REQUIREMENT:
Within this material, how many lines have the string "Alaska" in them? The answer is a number, with nothing added.

Entries with figure data:
************

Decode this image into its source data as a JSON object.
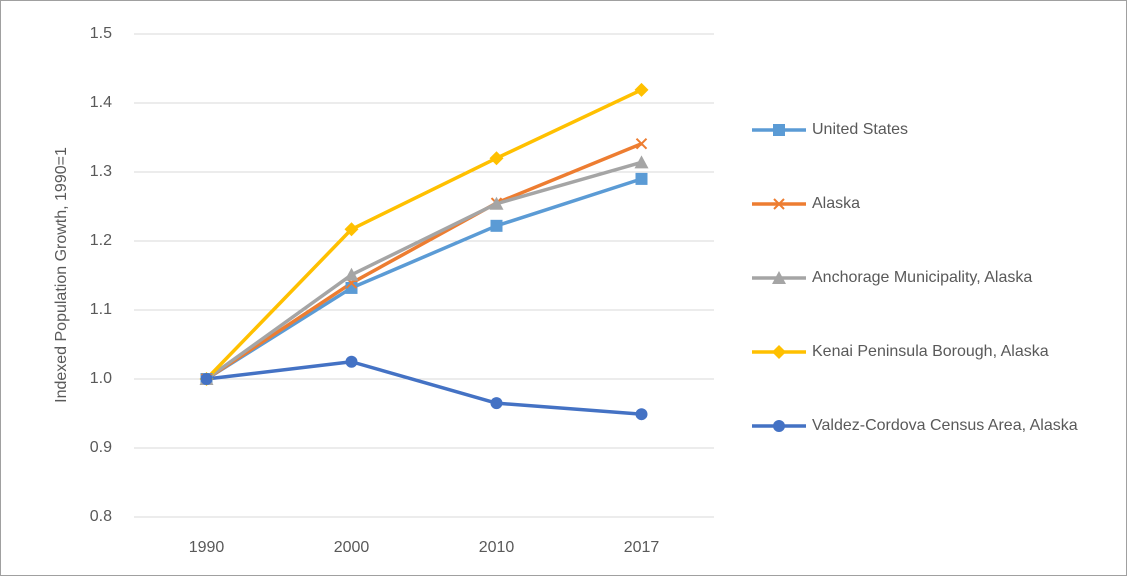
{
  "chart_data": {
    "type": "line",
    "y_axis_label": "Indexed Population Growth, 1990=1",
    "categories": [
      "1990",
      "2000",
      "2010",
      "2017"
    ],
    "series": [
      {
        "name": "United States",
        "color": "#5b9bd5",
        "marker": "square",
        "values": [
          1.0,
          1.132,
          1.222,
          1.29
        ]
      },
      {
        "name": "Alaska",
        "color": "#ed7d31",
        "marker": "x",
        "values": [
          1.0,
          1.139,
          1.255,
          1.341
        ]
      },
      {
        "name": "Anchorage Municipality, Alaska",
        "color": "#a5a5a5",
        "marker": "triangle",
        "values": [
          1.0,
          1.151,
          1.254,
          1.314
        ]
      },
      {
        "name": "Kenai Peninsula Borough, Alaska",
        "color": "#ffc000",
        "marker": "diamond",
        "values": [
          1.0,
          1.217,
          1.32,
          1.419
        ]
      },
      {
        "name": "Valdez-Cordova Census Area, Alaska",
        "color": "#4472c4",
        "marker": "circle",
        "values": [
          1.0,
          1.025,
          0.965,
          0.949
        ]
      }
    ],
    "ylim": [
      0.8,
      1.5
    ],
    "yticks": [
      0.8,
      0.9,
      {
        "value": 1,
        "label": "1.0"
      },
      1.1,
      1.2,
      1.3,
      1.4,
      1.5
    ],
    "grid": true,
    "legend": "right"
  }
}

************

RESPONSE TO THIS TASK:
4